## Goal
Only the number is wanted: tally the lines below that contain the word "JSON".
#####
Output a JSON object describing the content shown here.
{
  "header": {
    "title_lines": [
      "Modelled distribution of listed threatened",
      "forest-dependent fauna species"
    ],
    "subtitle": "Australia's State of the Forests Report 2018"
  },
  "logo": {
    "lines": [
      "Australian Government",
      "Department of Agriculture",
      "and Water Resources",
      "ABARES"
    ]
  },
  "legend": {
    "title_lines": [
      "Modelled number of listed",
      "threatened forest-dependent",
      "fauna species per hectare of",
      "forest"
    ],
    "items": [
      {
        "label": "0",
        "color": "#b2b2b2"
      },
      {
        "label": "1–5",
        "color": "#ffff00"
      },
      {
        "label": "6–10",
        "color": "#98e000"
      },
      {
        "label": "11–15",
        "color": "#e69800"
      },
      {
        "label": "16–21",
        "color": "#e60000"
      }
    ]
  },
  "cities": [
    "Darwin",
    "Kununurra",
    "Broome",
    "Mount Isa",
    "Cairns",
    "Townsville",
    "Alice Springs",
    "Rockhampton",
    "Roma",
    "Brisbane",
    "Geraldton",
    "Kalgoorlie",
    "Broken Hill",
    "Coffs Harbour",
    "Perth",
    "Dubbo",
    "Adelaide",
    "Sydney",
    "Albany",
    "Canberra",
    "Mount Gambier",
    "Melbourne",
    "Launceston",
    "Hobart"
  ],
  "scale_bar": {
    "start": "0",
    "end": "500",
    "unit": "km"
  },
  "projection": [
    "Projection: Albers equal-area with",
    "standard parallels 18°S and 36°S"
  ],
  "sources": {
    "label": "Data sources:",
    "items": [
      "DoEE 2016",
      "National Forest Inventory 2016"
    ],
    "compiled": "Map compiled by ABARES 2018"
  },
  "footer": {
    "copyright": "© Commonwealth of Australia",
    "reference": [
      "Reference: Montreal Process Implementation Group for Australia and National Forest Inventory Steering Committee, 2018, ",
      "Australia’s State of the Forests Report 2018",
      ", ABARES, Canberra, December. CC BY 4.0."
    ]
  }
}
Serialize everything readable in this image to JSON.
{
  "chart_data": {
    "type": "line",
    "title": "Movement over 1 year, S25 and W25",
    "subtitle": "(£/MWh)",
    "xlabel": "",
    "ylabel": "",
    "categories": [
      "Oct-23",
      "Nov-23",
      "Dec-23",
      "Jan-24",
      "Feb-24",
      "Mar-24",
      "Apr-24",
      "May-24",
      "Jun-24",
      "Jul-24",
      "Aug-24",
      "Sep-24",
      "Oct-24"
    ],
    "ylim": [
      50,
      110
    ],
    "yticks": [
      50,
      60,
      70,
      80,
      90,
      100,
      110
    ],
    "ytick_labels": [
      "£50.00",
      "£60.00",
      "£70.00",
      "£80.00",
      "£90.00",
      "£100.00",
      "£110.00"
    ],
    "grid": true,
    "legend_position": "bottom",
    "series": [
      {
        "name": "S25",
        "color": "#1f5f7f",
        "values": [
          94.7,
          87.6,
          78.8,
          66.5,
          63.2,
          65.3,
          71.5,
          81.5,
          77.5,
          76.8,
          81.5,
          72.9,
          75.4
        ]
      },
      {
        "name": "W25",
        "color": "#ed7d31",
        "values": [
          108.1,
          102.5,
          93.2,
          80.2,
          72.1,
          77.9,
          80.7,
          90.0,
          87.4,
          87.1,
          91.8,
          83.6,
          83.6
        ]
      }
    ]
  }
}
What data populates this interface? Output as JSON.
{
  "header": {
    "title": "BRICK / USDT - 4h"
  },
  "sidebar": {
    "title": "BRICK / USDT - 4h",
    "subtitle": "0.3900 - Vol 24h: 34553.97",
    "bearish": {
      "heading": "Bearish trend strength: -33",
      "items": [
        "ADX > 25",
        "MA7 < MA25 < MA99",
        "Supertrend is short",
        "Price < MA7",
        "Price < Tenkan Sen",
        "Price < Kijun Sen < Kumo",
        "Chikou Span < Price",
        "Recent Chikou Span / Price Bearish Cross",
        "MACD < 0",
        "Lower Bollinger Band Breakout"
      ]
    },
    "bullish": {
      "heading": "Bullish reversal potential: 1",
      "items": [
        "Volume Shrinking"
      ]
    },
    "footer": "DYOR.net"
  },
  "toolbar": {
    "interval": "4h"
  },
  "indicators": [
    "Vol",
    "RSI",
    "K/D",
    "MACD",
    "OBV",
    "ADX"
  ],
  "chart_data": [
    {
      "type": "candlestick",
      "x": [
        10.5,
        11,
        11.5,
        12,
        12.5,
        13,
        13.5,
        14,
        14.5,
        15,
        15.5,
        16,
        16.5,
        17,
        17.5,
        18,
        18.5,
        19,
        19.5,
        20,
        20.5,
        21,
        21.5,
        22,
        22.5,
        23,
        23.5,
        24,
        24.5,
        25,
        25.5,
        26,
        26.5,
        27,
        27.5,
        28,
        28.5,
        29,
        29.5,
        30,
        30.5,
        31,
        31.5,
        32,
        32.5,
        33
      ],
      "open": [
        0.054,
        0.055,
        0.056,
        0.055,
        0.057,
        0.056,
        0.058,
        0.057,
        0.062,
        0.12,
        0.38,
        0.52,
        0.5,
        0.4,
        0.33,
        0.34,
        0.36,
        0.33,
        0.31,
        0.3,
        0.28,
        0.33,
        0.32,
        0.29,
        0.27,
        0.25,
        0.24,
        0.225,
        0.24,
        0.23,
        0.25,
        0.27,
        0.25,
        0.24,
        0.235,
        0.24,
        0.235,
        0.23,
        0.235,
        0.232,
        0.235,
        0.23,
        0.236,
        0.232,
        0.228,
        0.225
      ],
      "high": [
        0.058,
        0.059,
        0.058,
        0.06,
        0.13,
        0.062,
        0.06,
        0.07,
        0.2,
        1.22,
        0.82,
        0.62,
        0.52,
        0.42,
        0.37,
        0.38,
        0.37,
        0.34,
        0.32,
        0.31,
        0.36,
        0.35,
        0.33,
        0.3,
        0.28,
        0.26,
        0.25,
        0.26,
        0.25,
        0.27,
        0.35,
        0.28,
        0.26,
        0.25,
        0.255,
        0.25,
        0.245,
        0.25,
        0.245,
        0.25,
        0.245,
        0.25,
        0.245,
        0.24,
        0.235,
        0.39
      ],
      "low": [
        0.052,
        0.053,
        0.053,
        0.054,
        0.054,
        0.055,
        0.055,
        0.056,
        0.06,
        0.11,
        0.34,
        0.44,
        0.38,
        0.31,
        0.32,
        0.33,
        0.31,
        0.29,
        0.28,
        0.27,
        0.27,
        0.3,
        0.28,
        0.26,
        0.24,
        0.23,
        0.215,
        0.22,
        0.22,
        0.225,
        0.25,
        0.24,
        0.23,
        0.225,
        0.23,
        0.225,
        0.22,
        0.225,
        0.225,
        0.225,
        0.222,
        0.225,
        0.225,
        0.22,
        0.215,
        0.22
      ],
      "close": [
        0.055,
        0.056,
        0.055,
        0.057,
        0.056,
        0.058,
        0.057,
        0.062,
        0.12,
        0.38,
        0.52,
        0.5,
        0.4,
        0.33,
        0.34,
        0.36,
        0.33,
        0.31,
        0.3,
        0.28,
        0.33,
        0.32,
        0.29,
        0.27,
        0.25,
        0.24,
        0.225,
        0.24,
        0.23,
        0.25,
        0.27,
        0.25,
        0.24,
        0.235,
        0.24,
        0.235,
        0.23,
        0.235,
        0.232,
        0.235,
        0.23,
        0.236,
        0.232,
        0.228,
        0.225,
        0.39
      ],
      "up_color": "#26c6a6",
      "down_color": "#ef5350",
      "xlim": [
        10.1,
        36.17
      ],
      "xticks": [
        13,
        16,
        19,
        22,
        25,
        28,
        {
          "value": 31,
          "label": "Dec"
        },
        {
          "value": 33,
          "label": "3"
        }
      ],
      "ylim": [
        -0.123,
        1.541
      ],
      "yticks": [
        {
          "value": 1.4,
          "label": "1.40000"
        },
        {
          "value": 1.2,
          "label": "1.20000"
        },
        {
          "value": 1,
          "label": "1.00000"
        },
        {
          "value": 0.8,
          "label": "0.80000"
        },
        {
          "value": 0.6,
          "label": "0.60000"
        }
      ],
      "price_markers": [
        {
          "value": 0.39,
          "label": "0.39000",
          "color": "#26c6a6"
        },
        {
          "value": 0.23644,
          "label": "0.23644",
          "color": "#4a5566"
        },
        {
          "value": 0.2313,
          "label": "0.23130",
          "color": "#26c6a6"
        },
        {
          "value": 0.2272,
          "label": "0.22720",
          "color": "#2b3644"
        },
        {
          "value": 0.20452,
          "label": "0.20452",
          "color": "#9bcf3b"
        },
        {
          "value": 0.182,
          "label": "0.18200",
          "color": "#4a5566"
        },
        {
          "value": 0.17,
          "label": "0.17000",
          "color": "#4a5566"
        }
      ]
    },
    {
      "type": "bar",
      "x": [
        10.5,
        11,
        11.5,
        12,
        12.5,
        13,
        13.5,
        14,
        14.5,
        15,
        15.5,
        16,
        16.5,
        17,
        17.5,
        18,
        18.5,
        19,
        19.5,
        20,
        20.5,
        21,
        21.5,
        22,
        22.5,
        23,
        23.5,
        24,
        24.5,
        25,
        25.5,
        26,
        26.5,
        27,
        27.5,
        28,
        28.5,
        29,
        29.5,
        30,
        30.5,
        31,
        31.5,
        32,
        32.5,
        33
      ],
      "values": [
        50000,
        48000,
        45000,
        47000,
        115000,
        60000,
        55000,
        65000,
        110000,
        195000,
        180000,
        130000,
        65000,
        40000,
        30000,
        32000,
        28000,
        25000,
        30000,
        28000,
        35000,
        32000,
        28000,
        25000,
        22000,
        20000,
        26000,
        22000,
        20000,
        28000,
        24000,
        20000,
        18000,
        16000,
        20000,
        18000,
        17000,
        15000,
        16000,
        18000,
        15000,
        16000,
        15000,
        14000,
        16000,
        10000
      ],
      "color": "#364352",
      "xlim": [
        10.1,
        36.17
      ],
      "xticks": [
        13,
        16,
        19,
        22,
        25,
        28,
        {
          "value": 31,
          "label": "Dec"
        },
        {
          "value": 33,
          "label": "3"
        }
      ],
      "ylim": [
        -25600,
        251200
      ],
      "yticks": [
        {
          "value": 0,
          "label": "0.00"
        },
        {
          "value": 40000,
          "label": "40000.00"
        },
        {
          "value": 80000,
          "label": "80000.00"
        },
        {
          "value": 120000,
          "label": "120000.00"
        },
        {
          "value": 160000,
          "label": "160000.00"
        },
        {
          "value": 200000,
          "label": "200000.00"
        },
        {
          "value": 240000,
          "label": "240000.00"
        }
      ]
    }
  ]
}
#####
## Problem solution
3